● **EXERCISE REQUIREMENTS**
Read through the data and report every line in which the word "Total" occurs.

╭─ RECORDS FOR THIS TASK

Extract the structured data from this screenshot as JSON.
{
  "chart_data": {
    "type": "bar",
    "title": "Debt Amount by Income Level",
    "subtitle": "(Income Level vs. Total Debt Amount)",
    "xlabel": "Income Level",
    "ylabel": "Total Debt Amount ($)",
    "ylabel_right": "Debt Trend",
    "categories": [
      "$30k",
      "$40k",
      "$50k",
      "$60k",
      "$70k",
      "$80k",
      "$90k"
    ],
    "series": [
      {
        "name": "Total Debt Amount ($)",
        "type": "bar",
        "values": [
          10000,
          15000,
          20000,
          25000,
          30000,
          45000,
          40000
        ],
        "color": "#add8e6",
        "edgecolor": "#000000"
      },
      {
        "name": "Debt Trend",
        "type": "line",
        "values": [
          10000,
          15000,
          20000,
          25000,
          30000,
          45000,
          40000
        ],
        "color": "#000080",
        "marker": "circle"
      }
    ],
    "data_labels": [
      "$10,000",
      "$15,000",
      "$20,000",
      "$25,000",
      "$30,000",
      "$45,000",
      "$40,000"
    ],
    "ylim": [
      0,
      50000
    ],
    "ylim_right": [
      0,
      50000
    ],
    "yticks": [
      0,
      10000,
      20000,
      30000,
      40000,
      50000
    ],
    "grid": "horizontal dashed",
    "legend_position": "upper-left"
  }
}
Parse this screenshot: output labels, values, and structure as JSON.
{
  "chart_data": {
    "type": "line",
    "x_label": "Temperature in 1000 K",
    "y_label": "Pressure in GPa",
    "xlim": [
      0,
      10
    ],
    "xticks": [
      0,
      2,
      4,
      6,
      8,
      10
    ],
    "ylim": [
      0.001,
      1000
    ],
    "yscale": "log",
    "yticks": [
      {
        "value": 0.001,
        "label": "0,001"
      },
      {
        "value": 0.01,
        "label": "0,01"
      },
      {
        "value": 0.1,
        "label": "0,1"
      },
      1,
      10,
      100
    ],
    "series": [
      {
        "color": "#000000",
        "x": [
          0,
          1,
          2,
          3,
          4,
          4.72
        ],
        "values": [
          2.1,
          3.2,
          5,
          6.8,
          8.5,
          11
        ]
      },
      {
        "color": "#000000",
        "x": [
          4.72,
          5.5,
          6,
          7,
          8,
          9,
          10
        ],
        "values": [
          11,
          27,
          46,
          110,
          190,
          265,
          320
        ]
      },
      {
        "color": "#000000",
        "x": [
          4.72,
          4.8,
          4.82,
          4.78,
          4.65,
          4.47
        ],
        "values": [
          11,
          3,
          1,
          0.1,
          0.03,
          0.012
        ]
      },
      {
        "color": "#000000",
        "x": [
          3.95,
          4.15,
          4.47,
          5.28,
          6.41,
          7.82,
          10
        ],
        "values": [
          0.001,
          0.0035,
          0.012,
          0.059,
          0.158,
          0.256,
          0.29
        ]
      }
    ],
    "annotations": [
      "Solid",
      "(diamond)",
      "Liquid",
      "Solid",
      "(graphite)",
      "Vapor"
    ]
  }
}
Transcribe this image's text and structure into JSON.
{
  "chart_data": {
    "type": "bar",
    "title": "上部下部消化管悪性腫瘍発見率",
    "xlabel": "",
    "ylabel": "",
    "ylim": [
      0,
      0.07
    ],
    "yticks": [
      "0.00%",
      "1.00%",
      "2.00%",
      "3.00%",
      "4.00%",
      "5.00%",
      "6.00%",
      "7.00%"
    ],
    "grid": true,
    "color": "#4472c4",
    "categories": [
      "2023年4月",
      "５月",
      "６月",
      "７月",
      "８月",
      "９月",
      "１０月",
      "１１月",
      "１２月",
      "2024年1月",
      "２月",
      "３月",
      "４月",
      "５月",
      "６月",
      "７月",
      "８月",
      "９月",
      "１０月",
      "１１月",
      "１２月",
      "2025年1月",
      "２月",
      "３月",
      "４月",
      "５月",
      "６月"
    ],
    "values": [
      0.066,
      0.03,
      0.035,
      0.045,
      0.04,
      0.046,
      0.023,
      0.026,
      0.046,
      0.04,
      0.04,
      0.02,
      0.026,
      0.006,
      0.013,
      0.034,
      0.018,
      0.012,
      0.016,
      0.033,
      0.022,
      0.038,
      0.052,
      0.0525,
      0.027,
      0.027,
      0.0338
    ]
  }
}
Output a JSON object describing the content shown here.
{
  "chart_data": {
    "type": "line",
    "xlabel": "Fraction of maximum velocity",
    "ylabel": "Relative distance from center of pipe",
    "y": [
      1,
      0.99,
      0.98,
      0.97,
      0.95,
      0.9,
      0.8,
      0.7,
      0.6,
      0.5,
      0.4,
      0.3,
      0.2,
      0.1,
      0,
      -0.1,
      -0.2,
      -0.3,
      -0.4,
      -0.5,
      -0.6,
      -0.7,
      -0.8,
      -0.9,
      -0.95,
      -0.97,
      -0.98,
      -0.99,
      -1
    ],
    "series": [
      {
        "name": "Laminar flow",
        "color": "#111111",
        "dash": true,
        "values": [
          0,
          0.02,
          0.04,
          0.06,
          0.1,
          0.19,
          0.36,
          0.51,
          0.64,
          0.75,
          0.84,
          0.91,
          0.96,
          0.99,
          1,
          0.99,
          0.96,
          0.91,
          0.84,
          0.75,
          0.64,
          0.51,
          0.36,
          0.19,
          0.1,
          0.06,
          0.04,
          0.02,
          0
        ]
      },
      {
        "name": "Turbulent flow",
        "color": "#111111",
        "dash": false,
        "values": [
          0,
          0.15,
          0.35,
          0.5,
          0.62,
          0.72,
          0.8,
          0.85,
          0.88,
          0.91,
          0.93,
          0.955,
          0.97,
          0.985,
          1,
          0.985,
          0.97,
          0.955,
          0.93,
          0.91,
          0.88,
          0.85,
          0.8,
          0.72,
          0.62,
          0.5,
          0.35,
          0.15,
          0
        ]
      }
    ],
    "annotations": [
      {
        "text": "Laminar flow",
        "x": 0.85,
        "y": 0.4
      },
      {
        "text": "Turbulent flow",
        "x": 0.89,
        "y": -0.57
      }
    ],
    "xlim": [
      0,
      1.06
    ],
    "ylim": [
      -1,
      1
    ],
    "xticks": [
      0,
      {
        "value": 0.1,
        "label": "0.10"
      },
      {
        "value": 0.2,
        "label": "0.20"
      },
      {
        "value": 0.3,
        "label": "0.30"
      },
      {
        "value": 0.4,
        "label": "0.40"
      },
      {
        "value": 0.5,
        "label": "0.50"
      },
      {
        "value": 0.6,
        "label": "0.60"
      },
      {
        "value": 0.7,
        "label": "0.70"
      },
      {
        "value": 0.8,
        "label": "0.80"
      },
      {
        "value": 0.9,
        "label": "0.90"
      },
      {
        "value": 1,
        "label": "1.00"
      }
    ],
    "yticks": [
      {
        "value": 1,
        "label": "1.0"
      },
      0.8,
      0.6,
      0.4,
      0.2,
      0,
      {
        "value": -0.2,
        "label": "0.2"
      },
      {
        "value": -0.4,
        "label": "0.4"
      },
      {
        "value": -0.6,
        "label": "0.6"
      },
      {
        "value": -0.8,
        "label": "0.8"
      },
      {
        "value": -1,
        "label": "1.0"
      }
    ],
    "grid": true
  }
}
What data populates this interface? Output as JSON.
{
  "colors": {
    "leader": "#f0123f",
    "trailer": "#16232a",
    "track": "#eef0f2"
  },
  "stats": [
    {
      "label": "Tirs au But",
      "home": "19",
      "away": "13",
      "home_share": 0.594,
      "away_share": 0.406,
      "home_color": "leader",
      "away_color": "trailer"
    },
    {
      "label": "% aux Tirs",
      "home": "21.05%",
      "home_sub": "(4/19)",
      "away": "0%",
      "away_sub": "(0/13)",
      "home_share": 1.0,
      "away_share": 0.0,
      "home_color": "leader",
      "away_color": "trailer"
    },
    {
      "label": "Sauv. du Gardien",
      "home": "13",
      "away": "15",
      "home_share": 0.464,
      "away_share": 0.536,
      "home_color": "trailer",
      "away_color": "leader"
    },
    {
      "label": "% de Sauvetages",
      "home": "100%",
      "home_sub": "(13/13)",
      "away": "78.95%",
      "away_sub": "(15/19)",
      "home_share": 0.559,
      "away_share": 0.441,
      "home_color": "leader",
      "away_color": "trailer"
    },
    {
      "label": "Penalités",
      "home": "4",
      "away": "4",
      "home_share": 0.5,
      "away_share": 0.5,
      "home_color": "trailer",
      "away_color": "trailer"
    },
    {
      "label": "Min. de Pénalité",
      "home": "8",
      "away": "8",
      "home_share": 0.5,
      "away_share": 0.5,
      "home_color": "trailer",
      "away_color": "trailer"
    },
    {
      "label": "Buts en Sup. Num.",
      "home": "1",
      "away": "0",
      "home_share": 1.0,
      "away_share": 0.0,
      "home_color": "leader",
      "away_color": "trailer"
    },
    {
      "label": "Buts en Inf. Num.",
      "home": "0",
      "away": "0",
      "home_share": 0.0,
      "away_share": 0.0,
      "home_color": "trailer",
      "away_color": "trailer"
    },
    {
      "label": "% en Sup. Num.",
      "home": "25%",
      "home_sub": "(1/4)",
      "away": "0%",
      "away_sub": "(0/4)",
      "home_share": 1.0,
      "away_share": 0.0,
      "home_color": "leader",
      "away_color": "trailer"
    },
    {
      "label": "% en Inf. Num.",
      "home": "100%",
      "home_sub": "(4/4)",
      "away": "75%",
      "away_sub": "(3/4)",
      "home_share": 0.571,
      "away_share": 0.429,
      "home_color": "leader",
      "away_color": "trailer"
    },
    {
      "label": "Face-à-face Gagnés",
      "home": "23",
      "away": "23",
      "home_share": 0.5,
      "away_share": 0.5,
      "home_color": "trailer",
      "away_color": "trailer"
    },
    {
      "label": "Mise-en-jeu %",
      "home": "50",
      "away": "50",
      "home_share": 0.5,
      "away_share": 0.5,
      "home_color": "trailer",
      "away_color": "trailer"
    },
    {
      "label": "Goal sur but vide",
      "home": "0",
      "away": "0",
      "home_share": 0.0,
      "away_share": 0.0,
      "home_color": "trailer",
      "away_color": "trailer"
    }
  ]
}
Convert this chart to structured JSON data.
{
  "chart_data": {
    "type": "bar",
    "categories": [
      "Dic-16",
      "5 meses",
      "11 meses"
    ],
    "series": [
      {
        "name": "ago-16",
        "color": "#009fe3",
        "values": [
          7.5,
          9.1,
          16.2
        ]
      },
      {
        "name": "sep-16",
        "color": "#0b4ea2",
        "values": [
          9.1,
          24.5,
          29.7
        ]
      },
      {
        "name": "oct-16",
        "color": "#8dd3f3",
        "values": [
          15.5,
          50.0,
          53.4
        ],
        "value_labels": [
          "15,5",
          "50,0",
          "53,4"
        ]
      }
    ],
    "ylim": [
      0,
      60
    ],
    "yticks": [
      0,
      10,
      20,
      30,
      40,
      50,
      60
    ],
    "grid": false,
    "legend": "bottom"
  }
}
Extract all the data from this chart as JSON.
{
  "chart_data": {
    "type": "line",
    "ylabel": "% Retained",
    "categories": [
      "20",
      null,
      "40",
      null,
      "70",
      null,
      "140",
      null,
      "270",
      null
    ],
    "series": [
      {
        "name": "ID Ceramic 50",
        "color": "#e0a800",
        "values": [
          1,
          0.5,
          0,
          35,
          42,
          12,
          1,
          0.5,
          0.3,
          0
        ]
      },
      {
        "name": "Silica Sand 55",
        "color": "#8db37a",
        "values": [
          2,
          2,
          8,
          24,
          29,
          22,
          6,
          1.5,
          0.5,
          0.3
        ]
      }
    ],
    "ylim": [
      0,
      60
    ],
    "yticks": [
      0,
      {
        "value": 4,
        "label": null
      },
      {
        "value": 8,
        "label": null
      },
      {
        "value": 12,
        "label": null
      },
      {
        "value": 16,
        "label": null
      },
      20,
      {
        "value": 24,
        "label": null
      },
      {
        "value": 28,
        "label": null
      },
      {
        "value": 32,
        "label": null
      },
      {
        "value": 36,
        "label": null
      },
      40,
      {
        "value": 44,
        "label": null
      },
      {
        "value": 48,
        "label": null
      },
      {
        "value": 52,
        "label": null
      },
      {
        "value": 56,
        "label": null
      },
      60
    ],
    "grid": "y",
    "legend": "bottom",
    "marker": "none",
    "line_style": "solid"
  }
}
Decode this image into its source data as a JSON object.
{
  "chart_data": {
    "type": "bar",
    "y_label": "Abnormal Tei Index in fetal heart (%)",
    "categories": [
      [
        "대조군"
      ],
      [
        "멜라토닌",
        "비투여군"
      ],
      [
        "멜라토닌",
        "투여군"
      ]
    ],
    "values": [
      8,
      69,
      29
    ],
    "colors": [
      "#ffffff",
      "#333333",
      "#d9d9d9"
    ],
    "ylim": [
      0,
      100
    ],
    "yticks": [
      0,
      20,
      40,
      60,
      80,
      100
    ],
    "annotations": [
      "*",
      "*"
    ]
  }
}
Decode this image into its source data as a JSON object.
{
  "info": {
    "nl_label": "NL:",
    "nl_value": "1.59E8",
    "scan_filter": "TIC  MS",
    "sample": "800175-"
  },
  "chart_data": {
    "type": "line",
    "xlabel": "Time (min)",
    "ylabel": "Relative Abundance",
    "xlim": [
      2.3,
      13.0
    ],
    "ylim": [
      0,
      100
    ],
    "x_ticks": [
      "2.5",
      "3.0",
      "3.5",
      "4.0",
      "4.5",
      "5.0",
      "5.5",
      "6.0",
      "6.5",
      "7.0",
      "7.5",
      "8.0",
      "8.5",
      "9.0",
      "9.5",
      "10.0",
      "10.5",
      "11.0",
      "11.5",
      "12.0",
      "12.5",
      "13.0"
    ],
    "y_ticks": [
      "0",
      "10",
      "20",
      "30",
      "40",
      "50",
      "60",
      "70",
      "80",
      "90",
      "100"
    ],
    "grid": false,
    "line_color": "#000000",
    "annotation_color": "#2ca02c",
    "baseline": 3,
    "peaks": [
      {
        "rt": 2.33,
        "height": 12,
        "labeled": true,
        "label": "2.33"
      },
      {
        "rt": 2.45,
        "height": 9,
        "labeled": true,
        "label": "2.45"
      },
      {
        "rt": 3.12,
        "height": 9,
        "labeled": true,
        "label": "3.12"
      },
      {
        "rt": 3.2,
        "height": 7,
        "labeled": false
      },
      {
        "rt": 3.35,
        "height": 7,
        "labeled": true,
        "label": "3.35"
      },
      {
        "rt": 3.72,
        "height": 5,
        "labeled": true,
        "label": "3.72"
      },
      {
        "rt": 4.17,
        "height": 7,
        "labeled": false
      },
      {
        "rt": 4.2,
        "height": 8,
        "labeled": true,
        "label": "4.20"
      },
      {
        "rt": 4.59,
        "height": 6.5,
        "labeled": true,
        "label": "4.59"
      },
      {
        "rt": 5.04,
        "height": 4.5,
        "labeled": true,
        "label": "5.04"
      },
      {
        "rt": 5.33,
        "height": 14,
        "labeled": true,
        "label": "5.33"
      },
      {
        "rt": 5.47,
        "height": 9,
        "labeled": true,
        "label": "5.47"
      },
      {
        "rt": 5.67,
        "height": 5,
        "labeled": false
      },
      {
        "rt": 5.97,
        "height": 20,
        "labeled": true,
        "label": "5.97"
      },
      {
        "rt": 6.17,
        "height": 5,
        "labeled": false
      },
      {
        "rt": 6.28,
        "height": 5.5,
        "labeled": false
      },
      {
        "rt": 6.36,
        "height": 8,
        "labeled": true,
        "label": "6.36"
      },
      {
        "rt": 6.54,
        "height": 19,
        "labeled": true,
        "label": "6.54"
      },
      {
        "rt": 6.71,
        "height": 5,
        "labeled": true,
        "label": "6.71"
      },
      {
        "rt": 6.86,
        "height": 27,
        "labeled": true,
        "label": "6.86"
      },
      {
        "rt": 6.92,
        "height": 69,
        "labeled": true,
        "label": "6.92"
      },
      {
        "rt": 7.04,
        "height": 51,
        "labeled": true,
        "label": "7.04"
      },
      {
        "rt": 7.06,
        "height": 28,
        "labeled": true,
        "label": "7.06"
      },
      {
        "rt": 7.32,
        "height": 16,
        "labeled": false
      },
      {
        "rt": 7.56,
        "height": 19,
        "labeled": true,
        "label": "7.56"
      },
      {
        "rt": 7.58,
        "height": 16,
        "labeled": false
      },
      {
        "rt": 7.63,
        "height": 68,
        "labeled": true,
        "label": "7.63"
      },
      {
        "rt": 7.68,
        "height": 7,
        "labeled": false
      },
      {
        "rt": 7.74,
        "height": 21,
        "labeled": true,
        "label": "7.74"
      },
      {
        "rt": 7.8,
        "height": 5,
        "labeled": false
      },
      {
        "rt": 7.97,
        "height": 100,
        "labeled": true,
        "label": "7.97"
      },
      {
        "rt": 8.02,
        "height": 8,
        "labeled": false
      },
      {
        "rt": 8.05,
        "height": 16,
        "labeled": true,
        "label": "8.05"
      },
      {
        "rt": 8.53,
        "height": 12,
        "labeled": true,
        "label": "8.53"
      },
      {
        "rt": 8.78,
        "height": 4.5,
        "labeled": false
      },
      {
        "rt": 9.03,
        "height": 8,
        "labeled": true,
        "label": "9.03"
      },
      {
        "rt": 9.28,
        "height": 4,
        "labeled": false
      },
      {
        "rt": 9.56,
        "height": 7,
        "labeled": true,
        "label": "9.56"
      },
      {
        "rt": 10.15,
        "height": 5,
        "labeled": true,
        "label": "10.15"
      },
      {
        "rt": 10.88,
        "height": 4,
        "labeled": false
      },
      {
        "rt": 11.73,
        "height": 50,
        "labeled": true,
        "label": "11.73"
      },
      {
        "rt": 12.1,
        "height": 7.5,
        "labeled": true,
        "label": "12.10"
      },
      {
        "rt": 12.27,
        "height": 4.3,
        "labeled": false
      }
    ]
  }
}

╰─

● **FULL RESPONSE**
    "subtitle": "(Income Level vs. Total Debt Amount)",
    "ylabel": "Total Debt Amount ($)",
        "name": "Total Debt Amount ($)",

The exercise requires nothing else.